◆ **What the task asks**:
Copy every line of the records below that holds the word "colormap".

◆ **Data supplied**:
○ ○ ○ ○

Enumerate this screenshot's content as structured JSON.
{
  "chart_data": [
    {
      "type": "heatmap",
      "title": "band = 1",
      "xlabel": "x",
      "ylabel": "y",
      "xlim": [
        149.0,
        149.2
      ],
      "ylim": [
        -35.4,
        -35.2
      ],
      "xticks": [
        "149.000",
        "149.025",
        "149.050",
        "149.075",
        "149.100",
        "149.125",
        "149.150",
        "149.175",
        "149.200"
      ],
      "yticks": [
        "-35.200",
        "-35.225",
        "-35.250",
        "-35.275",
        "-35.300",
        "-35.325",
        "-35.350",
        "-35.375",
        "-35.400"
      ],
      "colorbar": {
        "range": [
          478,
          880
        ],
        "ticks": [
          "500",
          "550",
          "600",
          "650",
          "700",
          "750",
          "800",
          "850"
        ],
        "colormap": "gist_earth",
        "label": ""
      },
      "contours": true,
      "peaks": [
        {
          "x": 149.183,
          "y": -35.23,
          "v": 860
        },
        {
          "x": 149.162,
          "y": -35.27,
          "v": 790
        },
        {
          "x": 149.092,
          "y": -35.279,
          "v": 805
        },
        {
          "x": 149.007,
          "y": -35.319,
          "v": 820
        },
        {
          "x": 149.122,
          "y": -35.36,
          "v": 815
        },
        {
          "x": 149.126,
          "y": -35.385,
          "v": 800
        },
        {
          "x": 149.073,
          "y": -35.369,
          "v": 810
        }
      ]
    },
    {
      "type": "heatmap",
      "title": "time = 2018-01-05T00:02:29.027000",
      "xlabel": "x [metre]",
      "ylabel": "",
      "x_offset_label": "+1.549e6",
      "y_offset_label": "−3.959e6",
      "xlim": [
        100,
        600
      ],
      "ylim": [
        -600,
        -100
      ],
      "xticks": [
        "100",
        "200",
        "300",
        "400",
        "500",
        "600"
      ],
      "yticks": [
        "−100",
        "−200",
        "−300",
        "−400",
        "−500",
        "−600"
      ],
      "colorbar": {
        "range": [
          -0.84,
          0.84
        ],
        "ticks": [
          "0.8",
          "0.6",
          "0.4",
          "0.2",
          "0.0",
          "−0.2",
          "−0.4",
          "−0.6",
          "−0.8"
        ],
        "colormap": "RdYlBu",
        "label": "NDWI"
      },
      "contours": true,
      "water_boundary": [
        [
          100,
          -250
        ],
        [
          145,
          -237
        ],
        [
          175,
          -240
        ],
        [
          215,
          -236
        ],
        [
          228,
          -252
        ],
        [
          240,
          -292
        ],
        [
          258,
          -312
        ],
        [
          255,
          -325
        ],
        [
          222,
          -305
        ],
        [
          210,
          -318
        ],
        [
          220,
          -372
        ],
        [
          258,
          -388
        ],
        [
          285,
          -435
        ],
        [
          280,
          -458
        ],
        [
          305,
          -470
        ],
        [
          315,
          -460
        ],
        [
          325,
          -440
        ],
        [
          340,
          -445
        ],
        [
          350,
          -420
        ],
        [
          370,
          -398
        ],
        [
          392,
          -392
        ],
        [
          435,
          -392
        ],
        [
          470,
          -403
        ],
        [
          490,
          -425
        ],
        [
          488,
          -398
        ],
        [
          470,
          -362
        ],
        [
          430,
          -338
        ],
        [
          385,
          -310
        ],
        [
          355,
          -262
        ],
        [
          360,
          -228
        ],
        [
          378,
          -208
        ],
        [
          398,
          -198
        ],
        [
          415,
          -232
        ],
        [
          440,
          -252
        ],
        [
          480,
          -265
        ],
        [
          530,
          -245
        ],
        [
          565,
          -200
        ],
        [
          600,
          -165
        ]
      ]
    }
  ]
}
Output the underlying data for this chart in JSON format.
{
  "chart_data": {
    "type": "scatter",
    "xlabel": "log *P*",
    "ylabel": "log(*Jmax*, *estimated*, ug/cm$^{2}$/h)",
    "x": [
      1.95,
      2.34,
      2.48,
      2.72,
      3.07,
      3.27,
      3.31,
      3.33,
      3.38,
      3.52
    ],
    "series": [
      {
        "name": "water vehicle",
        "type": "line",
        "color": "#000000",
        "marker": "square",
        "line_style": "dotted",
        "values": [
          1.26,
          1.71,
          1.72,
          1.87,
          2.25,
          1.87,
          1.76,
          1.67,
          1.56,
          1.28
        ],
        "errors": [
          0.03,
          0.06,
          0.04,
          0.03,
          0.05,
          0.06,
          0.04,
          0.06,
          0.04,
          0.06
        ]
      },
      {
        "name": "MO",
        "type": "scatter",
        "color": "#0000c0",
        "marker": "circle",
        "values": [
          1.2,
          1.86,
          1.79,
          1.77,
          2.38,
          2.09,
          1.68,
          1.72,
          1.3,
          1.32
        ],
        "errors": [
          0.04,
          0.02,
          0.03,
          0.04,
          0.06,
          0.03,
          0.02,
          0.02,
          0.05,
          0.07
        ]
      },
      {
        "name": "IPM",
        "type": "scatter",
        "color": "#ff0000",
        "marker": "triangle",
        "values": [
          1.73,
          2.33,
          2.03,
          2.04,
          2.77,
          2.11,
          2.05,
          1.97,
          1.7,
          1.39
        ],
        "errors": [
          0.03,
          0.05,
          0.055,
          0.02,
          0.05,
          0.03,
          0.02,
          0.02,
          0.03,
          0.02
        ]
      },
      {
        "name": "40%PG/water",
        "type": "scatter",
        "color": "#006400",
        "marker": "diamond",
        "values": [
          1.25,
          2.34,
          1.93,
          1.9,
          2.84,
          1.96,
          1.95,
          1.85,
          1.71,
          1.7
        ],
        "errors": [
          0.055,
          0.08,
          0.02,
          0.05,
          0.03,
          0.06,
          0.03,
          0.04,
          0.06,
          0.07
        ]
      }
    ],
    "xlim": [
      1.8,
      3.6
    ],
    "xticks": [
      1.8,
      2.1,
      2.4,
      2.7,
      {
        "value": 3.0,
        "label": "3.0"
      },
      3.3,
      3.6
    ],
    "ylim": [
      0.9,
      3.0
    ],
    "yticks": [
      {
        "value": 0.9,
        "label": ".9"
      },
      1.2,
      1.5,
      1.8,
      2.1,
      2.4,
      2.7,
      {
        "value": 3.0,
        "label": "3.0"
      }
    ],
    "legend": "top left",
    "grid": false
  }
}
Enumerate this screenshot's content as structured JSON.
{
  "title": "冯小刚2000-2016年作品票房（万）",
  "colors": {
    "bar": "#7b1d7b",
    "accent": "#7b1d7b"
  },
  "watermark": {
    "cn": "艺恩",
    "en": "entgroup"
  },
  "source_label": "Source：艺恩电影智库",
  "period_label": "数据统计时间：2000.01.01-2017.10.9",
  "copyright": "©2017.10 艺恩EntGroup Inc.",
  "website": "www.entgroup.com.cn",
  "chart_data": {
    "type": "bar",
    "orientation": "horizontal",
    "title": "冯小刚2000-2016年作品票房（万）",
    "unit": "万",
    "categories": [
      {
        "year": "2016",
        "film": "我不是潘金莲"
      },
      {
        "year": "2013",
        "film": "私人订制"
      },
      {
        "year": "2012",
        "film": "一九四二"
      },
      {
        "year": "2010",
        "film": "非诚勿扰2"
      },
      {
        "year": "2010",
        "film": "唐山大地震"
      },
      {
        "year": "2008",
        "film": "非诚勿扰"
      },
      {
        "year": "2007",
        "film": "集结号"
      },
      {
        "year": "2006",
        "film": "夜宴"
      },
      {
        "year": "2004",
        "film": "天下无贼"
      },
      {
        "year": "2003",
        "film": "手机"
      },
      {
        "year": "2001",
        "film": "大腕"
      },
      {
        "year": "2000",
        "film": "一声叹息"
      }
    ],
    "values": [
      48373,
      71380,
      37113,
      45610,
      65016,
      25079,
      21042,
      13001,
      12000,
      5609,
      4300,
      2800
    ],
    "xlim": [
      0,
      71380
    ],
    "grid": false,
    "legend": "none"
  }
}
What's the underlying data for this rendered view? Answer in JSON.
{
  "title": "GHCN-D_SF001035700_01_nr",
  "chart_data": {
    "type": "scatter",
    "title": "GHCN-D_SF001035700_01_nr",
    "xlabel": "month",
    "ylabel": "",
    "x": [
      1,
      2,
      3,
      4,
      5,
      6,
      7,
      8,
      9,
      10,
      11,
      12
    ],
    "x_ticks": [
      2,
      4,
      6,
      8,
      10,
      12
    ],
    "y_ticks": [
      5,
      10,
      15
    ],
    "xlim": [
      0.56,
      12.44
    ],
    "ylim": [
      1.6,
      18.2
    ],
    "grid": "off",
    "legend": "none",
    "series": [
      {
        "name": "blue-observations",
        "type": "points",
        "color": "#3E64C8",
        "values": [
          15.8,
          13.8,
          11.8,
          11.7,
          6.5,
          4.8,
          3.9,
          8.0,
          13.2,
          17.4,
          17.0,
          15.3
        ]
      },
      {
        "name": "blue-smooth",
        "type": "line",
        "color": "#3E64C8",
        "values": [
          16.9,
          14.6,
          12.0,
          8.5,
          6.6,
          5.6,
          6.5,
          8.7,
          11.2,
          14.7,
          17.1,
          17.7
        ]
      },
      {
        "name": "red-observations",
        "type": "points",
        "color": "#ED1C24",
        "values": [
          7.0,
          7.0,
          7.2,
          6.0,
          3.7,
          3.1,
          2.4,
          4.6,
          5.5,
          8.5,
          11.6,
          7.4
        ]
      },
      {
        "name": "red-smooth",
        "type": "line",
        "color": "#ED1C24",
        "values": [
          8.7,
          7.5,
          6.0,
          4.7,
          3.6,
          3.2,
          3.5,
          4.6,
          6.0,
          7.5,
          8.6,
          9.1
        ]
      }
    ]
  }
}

○ ○ ○ ○

◆ **Result of the exercise**:
        "colormap": "gist_earth",
        "colormap": "RdYlBu",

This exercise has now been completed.